__Records shown__
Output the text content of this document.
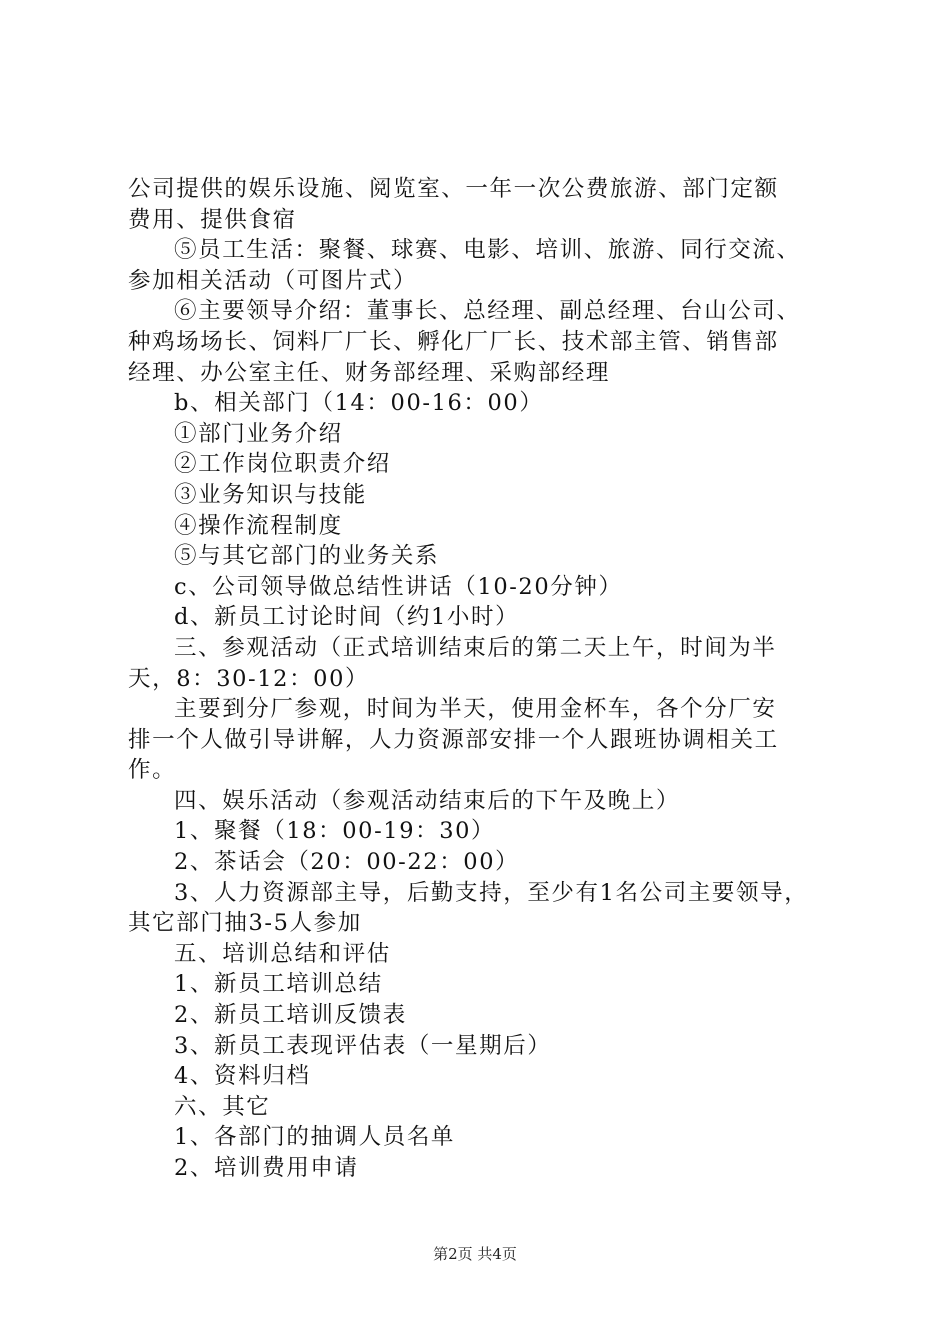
公司提供的娱乐设施、阅览室、一年一次公费旅游、部门定额
费用、提供食宿
⑤员工生活：聚餐、球赛、电影、培训、旅游、同行交流、
参加相关活动（可图片式）
⑥主要领导介绍：董事长、总经理、副总经理、台山公司、
种鸡场场长、饲料厂厂长、孵化厂厂长、技术部主管、销售部
经理、办公室主任、财务部经理、采购部经理
b、相关部门（14：00-16：00）
①部门业务介绍
②工作岗位职责介绍
③业务知识与技能
④操作流程制度
⑤与其它部门的业务关系
c、公司领导做总结性讲话（10-20分钟）
d、新员工讨论时间（约1小时）
三、参观活动（正式培训结束后的第二天上午，时间为半
天，8：30-12：00）
主要到分厂参观，时间为半天，使用金杯车，各个分厂安
排一个人做引导讲解，人力资源部安排一个人跟班协调相关工
作。
四、娱乐活动（参观活动结束后的下午及晚上）
1、聚餐（18：00-19：30）
2、茶话会（20：00-22：00）
3、人力资源部主导，后勤支持，至少有1名公司主要领导，
其它部门抽3-5人参加
五、培训总结和评估
1、新员工培训总结
2、新员工培训反馈表
3、新员工表现评估表（一星期后）
4、资料归档
六、其它
1、各部门的抽调人员名单
2、培训费用申请
第2页 共4页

__Short exercise__
Repeat the data in full and exactly. Omit pictures.

__Response to the exercise__
Output the text content of this document.
公司提供的娱乐设施、阅览室、一年一次公费旅游、部门定额
费用、提供食宿
⑤员工生活：聚餐、球赛、电影、培训、旅游、同行交流、
参加相关活动（可图片式）
⑥主要领导介绍：董事长、总经理、副总经理、台山公司、
种鸡场场长、饲料厂厂长、孵化厂厂长、技术部主管、销售部
经理、办公室主任、财务部经理、采购部经理
b、相关部门（14：00-16：00）
①部门业务介绍
②工作岗位职责介绍
③业务知识与技能
④操作流程制度
⑤与其它部门的业务关系
c、公司领导做总结性讲话（10-20分钟）
d、新员工讨论时间（约1小时）
三、参观活动（正式培训结束后的第二天上午，时间为半
天，8：30-12：00）
主要到分厂参观，时间为半天，使用金杯车，各个分厂安
排一个人做引导讲解，人力资源部安排一个人跟班协调相关工
作。
四、娱乐活动（参观活动结束后的下午及晚上）
1、聚餐（18：00-19：30）
2、茶话会（20：00-22：00）
3、人力资源部主导，后勤支持，至少有1名公司主要领导，
其它部门抽3-5人参加
五、培训总结和评估
1、新员工培训总结
2、新员工培训反馈表
3、新员工表现评估表（一星期后）
4、资料归档
六、其它
1、各部门的抽调人员名单
2、培训费用申请
第2页 共4页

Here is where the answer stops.